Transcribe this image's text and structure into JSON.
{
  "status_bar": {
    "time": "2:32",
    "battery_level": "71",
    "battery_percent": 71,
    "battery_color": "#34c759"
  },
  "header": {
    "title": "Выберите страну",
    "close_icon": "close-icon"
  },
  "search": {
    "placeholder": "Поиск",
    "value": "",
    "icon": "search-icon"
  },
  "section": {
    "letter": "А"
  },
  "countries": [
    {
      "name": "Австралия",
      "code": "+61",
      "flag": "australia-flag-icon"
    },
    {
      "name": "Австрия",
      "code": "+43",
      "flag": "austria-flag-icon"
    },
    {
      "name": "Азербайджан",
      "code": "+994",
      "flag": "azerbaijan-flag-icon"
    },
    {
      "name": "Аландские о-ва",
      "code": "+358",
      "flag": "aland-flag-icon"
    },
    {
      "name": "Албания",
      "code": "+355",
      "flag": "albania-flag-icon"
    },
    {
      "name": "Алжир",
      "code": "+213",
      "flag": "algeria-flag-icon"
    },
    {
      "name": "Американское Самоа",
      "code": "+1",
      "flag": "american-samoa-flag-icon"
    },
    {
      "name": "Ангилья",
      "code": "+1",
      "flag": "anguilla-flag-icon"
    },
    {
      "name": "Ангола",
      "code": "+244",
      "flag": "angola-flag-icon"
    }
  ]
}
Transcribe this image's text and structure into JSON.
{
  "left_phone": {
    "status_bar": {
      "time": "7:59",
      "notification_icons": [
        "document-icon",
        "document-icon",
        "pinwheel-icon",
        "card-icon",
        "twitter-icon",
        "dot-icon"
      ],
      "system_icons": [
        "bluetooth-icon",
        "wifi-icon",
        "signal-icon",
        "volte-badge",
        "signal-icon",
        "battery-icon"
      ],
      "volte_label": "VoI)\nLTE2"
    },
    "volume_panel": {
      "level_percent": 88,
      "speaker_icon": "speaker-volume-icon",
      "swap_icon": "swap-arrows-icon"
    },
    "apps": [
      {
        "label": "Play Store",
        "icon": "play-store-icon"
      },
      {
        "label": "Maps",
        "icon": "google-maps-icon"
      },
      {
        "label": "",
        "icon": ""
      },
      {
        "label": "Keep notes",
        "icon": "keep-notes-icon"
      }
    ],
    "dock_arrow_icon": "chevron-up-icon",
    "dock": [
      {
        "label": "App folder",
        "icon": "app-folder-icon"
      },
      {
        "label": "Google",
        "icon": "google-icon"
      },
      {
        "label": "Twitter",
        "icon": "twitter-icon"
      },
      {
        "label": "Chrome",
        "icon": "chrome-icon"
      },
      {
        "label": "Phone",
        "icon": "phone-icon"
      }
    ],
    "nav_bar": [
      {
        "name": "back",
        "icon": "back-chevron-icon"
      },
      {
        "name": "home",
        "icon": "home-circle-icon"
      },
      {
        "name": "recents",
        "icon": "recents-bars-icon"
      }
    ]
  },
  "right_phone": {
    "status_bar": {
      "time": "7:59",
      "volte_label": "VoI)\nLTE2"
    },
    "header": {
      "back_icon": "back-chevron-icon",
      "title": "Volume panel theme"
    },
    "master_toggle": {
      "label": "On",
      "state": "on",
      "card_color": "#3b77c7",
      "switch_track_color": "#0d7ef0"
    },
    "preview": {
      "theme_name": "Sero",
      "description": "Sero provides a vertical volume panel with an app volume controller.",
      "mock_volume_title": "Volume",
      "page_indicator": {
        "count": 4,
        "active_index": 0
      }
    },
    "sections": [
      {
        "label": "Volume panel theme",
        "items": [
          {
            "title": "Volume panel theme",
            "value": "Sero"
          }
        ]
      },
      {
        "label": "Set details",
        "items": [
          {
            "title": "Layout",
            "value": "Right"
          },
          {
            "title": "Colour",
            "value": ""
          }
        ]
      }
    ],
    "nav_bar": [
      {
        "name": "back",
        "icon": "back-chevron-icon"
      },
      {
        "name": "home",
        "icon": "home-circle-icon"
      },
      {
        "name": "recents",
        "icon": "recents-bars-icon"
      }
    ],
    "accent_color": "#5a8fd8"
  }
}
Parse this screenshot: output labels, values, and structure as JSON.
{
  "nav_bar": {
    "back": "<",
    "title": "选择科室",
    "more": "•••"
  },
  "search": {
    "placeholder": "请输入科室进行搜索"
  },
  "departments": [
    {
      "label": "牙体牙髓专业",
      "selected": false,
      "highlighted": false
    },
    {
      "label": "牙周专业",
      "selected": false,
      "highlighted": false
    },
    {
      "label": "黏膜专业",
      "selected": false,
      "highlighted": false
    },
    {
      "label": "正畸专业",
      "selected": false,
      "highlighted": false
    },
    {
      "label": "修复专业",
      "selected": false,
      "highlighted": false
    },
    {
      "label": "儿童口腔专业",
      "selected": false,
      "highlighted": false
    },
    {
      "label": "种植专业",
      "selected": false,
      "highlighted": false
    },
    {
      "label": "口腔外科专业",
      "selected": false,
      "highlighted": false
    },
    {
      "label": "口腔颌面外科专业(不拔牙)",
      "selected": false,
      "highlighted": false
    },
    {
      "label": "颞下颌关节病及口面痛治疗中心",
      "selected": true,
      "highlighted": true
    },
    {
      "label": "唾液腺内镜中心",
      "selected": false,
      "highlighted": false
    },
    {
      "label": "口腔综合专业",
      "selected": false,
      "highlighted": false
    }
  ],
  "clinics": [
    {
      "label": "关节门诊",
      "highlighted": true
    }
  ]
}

→ **TASK OBJECTIVE**: Scan the lines above for "placeholder", then copy every one that has it.

→ **FULL ANSWER**:
    "placeholder": "Поиск",
    "placeholder": "请输入科室进行搜索"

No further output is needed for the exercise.